Each entry below should be reproduced character for character.

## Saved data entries
━━━━━━━━━━
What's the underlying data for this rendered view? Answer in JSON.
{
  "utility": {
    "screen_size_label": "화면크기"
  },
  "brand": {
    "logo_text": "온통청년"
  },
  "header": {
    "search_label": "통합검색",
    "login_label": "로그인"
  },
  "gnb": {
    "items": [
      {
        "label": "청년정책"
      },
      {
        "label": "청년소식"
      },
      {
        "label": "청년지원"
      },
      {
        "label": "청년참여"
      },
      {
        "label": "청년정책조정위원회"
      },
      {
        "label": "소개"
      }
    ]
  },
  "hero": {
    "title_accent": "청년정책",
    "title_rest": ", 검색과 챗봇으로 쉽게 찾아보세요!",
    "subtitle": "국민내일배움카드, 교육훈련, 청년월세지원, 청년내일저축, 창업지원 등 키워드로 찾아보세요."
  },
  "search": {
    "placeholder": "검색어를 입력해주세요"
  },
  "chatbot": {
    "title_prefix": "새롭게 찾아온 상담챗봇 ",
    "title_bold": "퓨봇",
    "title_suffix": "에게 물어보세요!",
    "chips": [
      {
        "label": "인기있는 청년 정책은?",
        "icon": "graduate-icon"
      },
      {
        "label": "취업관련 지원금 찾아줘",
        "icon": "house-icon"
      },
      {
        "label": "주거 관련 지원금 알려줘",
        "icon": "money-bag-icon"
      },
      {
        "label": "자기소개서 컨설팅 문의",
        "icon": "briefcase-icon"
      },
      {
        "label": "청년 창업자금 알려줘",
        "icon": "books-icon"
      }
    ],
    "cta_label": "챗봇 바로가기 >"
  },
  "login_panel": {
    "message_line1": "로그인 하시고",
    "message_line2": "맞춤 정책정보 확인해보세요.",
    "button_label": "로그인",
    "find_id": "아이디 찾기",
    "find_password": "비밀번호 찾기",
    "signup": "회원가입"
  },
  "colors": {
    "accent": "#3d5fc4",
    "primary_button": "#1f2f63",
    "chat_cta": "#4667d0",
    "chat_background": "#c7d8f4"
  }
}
━━━━━━━━━━
## Solved problem
What's the underlying data for this rendered view? Answer in JSON.
{
  "utility": {
    "screen_size_label": "화면크기"
  },
  "brand": {
    "logo_text": "온통청년"
  },
  "header": {
    "search_label": "통합검색",
    "login_label": "로그인"
  },
  "gnb": {
    "items": [
      {
        "label": "청년정책"
      },
      {
        "label": "청년소식"
      },
      {
        "label": "청년지원"
      },
      {
        "label": "청년참여"
      },
      {
        "label": "청년정책조정위원회"
      },
      {
        "label": "소개"
      }
    ]
  },
  "hero": {
    "title_accent": "청년정책",
    "title_rest": ", 검색과 챗봇으로 쉽게 찾아보세요!",
    "subtitle": "국민내일배움카드, 교육훈련, 청년월세지원, 청년내일저축, 창업지원 등 키워드로 찾아보세요."
  },
  "search": {
    "placeholder": "검색어를 입력해주세요"
  },
  "chatbot": {
    "title_prefix": "새롭게 찾아온 상담챗봇 ",
    "title_bold": "퓨봇",
    "title_suffix": "에게 물어보세요!",
    "chips": [
      {
        "label": "인기있는 청년 정책은?",
        "icon": "graduate-icon"
      },
      {
        "label": "취업관련 지원금 찾아줘",
        "icon": "house-icon"
      },
      {
        "label": "주거 관련 지원금 알려줘",
        "icon": "money-bag-icon"
      },
      {
        "label": "자기소개서 컨설팅 문의",
        "icon": "briefcase-icon"
      },
      {
        "label": "청년 창업자금 알려줘",
        "icon": "books-icon"
      }
    ],
    "cta_label": "챗봇 바로가기 >"
  },
  "login_panel": {
    "message_line1": "로그인 하시고",
    "message_line2": "맞춤 정책정보 확인해보세요.",
    "button_label": "로그인",
    "find_id": "아이디 찾기",
    "find_password": "비밀번호 찾기",
    "signup": "회원가입"
  },
  "colors": {
    "accent": "#3d5fc4",
    "primary_button": "#1f2f63",
    "chat_cta": "#4667d0",
    "chat_background": "#c7d8f4"
  }
}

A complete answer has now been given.